> [Task details]:
Drop the pictures from the entries below, then reproduce the rest exactly.

>> BEGIN Information given

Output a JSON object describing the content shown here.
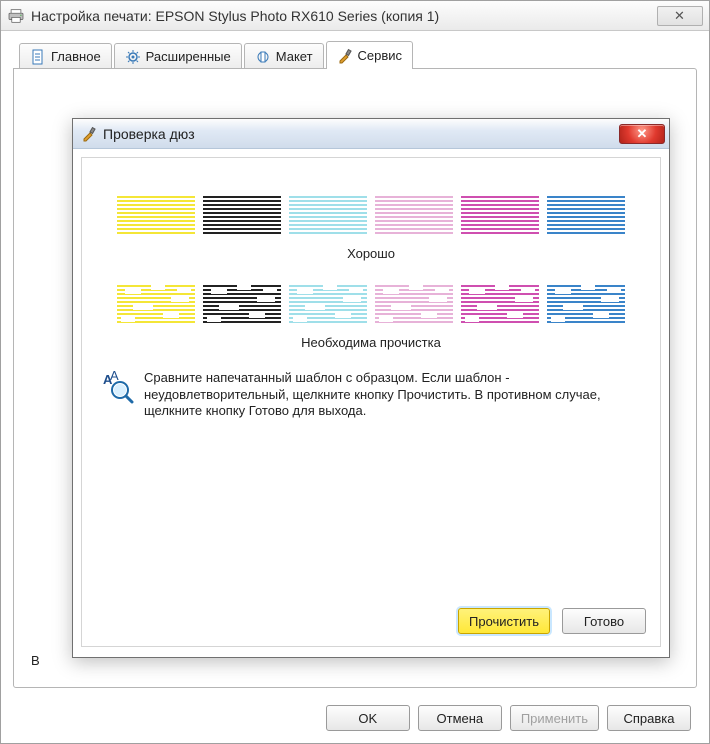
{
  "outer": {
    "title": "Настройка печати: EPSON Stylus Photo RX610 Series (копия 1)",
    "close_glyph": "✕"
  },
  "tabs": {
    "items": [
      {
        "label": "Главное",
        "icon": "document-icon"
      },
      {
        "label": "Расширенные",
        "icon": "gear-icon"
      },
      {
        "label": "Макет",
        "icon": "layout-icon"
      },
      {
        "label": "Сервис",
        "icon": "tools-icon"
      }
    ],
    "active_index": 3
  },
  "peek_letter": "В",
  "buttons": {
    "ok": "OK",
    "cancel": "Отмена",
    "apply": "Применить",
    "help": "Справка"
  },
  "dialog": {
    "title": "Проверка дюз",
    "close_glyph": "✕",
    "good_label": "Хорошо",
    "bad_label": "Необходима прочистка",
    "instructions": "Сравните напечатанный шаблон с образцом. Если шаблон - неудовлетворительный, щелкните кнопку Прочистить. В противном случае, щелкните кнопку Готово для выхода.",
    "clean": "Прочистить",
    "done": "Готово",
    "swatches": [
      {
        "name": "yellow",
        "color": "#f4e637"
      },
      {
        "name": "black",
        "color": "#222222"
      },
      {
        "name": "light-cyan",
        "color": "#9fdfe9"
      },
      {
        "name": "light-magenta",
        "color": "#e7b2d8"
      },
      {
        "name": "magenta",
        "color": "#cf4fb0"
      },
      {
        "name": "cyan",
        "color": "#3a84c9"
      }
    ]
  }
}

>> END Information given

> [Result of the exercise]:
Output a JSON object describing the content shown here.
{
  "outer": {
    "title": "Настройка печати: EPSON Stylus Photo RX610 Series (копия 1)",
    "close_glyph": "✕"
  },
  "tabs": {
    "items": [
      {
        "label": "Главное",
        "icon": "document-icon"
      },
      {
        "label": "Расширенные",
        "icon": "gear-icon"
      },
      {
        "label": "Макет",
        "icon": "layout-icon"
      },
      {
        "label": "Сервис",
        "icon": "tools-icon"
      }
    ],
    "active_index": 3
  },
  "peek_letter": "В",
  "buttons": {
    "ok": "OK",
    "cancel": "Отмена",
    "apply": "Применить",
    "help": "Справка"
  },
  "dialog": {
    "title": "Проверка дюз",
    "close_glyph": "✕",
    "good_label": "Хорошо",
    "bad_label": "Необходима прочистка",
    "instructions": "Сравните напечатанный шаблон с образцом. Если шаблон - неудовлетворительный, щелкните кнопку Прочистить. В противном случае, щелкните кнопку Готово для выхода.",
    "clean": "Прочистить",
    "done": "Готово",
    "swatches": [
      {
        "name": "yellow",
        "color": "#f4e637"
      },
      {
        "name": "black",
        "color": "#222222"
      },
      {
        "name": "light-cyan",
        "color": "#9fdfe9"
      },
      {
        "name": "light-magenta",
        "color": "#e7b2d8"
      },
      {
        "name": "magenta",
        "color": "#cf4fb0"
      },
      {
        "name": "cyan",
        "color": "#3a84c9"
      }
    ]
  }
}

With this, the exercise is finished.